Provide only the number of lines where "image" occurs.

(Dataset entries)
-.-.-

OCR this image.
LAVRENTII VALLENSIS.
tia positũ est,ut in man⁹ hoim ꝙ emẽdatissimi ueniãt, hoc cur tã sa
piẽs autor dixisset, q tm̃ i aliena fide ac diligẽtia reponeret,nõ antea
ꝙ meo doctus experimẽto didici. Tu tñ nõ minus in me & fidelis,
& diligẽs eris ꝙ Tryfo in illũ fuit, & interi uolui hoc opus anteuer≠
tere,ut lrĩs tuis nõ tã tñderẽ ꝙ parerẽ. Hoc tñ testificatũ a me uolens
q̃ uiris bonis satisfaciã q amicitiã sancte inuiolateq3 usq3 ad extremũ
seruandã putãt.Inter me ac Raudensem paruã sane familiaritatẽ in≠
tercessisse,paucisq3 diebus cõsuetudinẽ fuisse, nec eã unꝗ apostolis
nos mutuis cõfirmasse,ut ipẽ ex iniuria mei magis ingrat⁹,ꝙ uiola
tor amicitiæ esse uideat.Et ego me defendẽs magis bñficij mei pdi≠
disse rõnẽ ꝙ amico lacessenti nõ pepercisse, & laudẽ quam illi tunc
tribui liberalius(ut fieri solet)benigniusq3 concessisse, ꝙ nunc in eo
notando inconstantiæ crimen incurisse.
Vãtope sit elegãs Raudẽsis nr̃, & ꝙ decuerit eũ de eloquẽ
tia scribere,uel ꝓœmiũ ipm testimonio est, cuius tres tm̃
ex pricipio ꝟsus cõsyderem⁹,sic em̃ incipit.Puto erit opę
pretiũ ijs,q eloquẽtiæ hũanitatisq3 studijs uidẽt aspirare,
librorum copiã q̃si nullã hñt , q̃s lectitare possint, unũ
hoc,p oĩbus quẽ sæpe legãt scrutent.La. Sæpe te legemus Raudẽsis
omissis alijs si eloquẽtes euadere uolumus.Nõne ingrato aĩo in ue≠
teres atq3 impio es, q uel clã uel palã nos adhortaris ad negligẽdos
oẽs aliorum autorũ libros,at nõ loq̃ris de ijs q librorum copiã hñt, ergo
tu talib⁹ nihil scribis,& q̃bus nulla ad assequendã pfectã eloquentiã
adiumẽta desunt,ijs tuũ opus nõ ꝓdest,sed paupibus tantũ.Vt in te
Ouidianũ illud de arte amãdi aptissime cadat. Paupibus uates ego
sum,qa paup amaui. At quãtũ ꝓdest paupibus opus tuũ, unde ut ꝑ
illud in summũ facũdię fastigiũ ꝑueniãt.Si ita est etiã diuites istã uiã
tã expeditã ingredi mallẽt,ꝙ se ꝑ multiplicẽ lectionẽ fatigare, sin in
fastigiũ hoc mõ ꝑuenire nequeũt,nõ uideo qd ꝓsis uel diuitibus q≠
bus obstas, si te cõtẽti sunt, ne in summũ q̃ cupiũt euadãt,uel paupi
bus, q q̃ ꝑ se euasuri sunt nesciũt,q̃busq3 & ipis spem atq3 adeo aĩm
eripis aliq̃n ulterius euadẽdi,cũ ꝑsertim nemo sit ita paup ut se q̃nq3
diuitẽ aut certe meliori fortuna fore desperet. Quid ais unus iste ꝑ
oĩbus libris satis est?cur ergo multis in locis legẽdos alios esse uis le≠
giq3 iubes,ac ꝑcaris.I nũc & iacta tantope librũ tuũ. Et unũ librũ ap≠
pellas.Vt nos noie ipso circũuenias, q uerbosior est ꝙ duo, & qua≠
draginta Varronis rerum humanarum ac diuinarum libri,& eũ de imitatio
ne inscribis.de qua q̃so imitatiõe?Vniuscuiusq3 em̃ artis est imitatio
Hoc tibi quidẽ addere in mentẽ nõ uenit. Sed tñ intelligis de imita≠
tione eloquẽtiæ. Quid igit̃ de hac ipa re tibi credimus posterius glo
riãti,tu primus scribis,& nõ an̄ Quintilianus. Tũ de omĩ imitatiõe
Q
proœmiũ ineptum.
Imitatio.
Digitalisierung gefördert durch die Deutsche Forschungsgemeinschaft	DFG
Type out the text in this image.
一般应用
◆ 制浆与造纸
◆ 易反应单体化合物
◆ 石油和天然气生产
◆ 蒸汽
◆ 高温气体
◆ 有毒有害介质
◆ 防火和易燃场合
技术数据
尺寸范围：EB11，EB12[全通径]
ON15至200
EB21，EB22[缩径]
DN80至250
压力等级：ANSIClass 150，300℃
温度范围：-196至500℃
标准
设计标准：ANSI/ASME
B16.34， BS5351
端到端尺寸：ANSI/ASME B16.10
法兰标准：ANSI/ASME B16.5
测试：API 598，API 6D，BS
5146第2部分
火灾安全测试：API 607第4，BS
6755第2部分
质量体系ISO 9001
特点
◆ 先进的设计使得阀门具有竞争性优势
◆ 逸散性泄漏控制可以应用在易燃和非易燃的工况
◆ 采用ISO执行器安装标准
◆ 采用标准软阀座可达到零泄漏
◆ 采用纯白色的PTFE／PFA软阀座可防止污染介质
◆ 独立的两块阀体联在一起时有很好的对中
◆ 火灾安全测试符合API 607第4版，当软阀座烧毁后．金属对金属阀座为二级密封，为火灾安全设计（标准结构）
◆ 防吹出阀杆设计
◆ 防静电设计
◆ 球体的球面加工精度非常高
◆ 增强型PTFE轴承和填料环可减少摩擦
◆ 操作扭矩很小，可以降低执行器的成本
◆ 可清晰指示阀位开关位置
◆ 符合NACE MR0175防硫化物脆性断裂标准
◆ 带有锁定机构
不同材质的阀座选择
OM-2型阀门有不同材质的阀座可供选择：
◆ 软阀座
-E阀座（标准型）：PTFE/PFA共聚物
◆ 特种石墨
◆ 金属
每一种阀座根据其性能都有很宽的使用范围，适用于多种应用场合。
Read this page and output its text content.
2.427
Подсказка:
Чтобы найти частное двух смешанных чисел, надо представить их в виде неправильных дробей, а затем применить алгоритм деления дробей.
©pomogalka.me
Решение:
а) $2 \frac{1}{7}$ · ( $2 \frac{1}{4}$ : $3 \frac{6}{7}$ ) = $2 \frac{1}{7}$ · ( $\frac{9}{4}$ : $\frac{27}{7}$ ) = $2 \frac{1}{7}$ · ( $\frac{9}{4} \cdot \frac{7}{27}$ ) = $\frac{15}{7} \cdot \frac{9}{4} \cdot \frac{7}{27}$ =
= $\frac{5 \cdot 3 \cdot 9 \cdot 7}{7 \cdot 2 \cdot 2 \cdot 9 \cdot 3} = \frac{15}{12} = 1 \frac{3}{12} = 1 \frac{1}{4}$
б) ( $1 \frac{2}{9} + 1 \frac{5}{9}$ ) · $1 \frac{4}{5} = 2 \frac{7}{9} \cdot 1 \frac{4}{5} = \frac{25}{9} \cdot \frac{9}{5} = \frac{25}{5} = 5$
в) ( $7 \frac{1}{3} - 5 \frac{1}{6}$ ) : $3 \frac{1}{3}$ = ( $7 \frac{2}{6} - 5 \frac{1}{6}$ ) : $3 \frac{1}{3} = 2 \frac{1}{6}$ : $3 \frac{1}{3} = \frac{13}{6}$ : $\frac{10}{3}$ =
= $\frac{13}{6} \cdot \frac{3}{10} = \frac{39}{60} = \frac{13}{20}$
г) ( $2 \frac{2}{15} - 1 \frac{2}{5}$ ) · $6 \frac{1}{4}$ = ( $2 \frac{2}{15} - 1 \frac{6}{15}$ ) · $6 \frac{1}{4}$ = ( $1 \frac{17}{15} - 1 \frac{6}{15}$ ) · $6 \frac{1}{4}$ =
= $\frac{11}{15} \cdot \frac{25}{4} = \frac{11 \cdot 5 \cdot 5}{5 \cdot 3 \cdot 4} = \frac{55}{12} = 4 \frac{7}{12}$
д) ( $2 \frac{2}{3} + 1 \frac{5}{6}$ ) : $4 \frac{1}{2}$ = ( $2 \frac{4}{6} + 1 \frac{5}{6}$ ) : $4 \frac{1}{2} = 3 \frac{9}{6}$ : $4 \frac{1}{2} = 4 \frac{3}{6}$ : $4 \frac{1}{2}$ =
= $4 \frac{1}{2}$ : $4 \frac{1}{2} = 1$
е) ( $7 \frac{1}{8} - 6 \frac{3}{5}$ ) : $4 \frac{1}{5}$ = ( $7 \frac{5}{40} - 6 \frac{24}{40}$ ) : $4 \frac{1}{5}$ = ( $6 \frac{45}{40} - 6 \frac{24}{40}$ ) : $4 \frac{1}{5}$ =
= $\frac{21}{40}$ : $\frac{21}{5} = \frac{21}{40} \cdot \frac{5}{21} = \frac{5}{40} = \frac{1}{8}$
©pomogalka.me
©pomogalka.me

-.-.-

[ANSWER TO THE TASK]
2